→ **Text section**

%%

Ants sow the seeds of global diversification in flowering plants

Abstract

Background: The extraordinary diversification of angiosperm plants in the Cretaceous and Tertiary periods has produced an estimated 250,000-300,000 living angiosperm species and has fundamentally altered terrestrial ecosystems. Interactions with animals as pollinators or seed dispersers have long been suspected as drivers of angiosperm diversification, yet empirical examples remain sparse or inconclusive. Seed dispersal by ants (myrmecochory) may drive diversification as it can reduce extinction by providing selective advantages to plants and can increase speciation by enhancing geographical isolation by extremely limited dispersal distances.

%%

→ **Entries supplied**
%%

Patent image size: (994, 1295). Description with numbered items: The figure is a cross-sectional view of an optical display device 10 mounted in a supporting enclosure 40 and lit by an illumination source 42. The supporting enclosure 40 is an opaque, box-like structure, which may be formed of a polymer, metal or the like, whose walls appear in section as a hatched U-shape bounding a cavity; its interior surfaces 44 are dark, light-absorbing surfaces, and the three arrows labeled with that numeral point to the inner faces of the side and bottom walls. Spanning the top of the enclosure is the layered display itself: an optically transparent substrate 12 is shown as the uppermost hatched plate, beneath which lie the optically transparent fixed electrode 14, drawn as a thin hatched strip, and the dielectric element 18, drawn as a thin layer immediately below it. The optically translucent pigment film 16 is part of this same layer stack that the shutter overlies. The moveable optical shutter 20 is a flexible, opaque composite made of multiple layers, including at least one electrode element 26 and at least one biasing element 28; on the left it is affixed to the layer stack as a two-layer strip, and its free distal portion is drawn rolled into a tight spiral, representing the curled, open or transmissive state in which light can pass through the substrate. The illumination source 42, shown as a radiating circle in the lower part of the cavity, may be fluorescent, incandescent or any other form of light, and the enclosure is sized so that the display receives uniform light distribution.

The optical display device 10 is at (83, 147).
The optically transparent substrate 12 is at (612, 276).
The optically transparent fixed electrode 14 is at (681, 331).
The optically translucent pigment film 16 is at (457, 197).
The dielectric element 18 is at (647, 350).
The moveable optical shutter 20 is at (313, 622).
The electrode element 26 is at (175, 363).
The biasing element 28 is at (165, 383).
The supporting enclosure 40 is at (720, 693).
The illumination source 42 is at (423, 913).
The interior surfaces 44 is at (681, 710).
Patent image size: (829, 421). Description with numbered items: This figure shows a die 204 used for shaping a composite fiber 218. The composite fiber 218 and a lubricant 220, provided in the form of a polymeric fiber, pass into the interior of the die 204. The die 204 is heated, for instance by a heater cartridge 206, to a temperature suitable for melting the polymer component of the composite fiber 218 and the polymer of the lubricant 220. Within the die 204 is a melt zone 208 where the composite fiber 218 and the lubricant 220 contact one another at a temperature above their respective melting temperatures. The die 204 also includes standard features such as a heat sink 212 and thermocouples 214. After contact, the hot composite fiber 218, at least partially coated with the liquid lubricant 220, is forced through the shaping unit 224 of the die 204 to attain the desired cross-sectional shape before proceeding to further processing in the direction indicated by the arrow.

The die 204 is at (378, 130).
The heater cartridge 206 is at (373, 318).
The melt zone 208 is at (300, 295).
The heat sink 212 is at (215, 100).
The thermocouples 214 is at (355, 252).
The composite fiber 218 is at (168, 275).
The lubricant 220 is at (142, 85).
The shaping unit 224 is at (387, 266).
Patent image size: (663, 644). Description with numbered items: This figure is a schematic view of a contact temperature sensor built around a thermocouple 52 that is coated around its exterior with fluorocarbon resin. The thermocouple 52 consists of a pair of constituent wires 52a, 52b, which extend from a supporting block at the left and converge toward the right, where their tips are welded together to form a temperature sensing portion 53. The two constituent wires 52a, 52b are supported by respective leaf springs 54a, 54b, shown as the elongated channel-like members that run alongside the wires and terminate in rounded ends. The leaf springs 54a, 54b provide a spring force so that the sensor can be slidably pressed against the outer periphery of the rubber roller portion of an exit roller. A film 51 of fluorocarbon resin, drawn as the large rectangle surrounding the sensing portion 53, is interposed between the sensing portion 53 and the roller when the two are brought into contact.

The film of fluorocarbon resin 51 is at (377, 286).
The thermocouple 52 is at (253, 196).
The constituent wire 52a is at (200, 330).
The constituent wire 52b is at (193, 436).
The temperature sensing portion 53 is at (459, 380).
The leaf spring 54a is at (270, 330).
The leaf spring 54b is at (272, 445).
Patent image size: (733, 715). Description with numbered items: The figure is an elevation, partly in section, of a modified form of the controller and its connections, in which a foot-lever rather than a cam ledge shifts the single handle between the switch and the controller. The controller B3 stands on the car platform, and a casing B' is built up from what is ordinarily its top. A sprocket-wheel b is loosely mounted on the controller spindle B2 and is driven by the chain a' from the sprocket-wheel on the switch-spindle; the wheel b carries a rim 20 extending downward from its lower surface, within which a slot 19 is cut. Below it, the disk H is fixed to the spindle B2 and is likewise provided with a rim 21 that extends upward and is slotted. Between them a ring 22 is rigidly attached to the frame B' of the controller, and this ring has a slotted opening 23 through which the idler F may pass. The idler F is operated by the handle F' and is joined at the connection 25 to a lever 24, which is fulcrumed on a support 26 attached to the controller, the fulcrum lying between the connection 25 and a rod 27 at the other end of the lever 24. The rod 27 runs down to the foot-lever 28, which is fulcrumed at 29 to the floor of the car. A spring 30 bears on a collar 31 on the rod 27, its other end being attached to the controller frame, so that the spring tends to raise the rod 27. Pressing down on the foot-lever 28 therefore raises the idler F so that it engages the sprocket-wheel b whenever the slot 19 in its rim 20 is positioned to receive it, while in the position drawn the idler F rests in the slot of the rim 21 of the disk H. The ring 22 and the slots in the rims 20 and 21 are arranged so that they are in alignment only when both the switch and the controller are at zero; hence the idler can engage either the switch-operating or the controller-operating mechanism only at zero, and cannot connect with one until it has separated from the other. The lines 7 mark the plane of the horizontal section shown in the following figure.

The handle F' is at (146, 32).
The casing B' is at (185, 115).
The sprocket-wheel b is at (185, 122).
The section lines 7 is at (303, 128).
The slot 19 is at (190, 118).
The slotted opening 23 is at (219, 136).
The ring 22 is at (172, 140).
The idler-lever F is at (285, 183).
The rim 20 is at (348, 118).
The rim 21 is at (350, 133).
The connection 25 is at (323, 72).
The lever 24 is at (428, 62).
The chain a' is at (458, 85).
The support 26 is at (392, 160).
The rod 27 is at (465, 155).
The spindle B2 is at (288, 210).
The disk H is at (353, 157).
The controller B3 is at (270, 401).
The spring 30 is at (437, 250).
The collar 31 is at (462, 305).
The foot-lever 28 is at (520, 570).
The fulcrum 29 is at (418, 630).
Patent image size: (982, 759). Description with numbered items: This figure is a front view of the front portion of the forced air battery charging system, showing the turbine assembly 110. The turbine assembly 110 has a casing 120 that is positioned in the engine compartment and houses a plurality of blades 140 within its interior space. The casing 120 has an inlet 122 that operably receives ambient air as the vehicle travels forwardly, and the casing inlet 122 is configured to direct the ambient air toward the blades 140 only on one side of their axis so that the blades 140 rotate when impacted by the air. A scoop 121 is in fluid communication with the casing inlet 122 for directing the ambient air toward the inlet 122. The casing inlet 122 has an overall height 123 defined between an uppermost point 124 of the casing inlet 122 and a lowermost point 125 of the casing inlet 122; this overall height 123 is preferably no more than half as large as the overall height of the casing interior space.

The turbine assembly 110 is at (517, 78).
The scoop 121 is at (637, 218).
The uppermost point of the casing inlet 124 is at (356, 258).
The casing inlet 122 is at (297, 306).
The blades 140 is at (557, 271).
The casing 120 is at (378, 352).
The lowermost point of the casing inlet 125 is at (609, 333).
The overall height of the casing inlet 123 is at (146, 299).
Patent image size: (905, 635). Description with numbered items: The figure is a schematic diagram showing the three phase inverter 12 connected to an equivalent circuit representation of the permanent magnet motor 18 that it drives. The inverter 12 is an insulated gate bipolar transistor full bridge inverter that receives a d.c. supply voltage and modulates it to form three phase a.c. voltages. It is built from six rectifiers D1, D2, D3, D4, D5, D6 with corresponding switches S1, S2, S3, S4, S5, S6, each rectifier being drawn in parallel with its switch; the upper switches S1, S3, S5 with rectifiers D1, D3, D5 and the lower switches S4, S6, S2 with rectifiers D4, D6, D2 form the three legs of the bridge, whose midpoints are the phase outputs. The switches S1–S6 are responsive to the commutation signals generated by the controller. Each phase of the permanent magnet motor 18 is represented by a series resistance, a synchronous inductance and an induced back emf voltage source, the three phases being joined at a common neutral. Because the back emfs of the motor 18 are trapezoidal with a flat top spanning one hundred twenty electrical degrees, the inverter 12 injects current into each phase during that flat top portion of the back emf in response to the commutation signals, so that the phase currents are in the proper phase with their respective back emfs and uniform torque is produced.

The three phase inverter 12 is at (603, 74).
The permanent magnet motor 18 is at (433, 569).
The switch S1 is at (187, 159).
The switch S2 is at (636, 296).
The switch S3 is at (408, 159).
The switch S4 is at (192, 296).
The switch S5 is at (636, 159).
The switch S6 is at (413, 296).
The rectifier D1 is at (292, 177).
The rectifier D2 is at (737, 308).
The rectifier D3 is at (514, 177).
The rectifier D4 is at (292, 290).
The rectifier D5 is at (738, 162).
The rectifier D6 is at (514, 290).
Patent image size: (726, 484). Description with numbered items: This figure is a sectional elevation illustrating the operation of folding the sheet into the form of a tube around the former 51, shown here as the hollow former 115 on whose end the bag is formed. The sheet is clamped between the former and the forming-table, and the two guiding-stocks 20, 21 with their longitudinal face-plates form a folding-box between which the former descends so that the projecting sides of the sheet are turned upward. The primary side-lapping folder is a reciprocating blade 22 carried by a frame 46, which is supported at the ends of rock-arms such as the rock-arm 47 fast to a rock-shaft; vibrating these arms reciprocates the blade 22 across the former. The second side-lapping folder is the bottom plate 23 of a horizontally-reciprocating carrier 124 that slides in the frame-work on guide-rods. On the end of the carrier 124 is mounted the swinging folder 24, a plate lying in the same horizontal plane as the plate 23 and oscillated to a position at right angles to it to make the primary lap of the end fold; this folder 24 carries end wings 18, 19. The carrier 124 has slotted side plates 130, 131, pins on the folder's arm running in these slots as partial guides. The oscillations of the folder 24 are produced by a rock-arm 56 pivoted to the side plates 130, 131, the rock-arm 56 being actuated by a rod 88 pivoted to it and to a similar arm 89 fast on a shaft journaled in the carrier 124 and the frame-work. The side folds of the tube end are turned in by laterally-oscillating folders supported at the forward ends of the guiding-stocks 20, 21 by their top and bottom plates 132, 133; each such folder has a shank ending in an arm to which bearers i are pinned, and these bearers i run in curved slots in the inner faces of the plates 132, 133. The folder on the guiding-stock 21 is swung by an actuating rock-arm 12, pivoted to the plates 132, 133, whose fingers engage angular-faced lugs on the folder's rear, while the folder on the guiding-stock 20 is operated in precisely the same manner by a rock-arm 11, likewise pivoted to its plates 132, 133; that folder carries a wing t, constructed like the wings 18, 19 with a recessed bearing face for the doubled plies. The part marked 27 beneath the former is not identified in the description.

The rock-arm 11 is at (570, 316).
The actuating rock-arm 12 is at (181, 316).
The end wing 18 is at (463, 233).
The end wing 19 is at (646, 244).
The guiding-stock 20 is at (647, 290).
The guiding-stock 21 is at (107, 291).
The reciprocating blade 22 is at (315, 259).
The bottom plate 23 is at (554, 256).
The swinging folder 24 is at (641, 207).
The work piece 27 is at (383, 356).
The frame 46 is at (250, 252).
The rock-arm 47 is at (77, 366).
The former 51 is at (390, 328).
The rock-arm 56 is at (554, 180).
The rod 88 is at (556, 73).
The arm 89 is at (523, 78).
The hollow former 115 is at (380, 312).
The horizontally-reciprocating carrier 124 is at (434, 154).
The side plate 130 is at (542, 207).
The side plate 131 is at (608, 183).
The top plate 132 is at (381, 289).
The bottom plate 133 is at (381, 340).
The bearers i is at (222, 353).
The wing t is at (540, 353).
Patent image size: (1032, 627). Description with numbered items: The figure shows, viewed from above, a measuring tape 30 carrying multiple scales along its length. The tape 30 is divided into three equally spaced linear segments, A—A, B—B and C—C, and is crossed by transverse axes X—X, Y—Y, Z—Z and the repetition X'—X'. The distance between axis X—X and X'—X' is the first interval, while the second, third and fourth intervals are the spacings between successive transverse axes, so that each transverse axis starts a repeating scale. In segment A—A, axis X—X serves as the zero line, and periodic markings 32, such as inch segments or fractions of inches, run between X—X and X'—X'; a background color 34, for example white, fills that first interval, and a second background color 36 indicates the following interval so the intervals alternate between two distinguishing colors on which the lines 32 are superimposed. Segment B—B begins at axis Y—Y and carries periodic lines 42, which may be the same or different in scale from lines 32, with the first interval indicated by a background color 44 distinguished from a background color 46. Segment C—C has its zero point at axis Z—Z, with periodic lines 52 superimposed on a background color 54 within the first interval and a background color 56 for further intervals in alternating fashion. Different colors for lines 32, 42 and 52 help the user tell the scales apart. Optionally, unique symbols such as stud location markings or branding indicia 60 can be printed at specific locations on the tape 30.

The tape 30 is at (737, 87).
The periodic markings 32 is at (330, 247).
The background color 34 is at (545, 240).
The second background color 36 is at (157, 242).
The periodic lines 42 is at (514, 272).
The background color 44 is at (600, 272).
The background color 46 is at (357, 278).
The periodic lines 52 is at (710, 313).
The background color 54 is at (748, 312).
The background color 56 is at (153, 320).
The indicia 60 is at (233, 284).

%%

→ **What is needed**
Write a continuation of the abstract on seed dispersal by ants, beginning after its last sentence. The items have no connection to the abstract on seed dispersal by ants.

→ **Answer space**
Methodology/principal findings: Using the most comprehensive sister-group comparison to date, we tested the hypothesis that myrmecochory leads to higher diversification rates in angiosperm plants. As predicted, diversification rates were substantially higher in ant-dispersed plants than in their non-myrmecochorous relatives. Data from 101 angiosperm lineages in 241 genera from all continents except Antarctica revealed that ant-dispersed lineages contained on average more than twice as many species as did their non-myrmecochorous sister groups. Contrasts in species diversity between sister groups demonstrated that diversification rates did not depend on seed dispersal mode in the sister group and were higher in myrmecochorous lineages in most biogeographic regions.

Conclusions/significance: Myrmecochory, which has evolved independently at least 100 times in angiosperms and is estimated to be present in at least 77 families and 11 000 species, is a key evolutionary innovation and a globally important driver of plant diversity. Myrmecochory provides the best example to date for a consistent effect of any mutualism on large-scale diversification.

Figure 1. Convergent evolution of elaiosomes as an adaptation for seed dispersal by ants (myrmecochory) in angiosperm plants.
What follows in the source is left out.